━━━━━ INFORMATION SUPPLIED ━━━━━

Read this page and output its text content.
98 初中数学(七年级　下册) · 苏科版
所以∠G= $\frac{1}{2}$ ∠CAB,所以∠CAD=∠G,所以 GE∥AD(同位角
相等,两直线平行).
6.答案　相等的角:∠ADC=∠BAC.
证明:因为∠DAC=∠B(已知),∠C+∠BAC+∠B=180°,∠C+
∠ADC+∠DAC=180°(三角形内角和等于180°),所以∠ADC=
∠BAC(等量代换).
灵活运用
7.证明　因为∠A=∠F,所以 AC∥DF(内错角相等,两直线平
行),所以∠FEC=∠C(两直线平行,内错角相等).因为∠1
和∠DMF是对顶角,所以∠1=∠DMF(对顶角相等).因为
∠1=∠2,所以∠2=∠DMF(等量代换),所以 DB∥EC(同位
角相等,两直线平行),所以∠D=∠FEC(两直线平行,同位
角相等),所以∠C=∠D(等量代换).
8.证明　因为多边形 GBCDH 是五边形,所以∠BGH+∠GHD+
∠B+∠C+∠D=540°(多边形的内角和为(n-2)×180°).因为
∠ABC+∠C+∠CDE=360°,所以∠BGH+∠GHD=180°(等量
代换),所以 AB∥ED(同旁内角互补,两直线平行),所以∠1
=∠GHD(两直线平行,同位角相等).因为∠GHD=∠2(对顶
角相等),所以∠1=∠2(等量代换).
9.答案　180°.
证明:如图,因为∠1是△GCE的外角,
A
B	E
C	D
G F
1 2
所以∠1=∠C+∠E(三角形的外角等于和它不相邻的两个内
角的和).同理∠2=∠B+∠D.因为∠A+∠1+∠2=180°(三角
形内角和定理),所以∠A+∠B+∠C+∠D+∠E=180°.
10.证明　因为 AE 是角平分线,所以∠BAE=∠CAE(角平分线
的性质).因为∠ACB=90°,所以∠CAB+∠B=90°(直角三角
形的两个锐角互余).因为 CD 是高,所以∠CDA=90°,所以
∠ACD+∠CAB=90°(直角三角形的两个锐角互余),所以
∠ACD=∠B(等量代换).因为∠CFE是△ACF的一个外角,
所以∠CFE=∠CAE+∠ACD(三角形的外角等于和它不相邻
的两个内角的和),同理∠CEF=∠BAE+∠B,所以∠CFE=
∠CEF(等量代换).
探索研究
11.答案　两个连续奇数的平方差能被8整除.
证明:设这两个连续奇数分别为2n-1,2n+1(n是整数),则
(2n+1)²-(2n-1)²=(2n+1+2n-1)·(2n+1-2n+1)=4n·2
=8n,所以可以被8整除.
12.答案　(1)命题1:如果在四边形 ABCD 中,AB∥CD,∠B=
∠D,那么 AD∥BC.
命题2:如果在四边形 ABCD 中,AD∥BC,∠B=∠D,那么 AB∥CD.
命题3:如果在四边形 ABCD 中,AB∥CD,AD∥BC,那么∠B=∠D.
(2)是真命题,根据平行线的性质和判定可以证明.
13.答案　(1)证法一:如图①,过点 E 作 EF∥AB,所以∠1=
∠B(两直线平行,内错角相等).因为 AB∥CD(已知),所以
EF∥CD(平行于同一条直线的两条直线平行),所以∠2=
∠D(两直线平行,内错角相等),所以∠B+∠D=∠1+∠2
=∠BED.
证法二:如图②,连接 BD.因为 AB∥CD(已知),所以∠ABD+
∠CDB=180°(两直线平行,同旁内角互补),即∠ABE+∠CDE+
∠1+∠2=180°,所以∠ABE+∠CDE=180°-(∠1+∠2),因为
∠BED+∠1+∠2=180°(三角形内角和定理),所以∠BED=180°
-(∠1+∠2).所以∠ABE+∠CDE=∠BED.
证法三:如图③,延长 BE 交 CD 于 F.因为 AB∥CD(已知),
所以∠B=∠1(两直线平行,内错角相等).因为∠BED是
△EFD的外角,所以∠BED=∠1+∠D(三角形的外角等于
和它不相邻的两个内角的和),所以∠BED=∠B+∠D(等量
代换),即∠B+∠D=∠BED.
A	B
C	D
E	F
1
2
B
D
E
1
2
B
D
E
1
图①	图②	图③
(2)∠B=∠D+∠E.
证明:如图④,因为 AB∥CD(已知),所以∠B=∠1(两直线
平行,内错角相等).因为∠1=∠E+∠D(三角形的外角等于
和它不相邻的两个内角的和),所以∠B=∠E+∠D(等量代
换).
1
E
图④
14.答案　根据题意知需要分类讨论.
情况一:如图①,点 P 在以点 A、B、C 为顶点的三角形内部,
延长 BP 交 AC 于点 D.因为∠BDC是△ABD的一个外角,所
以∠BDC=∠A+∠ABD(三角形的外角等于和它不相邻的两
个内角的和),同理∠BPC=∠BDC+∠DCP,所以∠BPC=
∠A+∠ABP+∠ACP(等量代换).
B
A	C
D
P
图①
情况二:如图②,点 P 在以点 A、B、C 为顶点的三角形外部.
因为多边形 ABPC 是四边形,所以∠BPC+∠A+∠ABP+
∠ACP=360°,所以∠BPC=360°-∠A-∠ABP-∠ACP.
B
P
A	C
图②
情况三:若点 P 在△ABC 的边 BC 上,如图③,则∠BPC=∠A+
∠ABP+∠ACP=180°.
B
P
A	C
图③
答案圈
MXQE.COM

━━━━━

TASK GOAL:
Go through the material and select each line with the string "因为多边形" in it.

RESULT OF THE TASK:
8.证明　因为多边形 GBCDH 是五边形,所以∠BGH+∠GHD+
因为多边形 ABPC 是四边形,所以∠BPC+∠A+∠ABP+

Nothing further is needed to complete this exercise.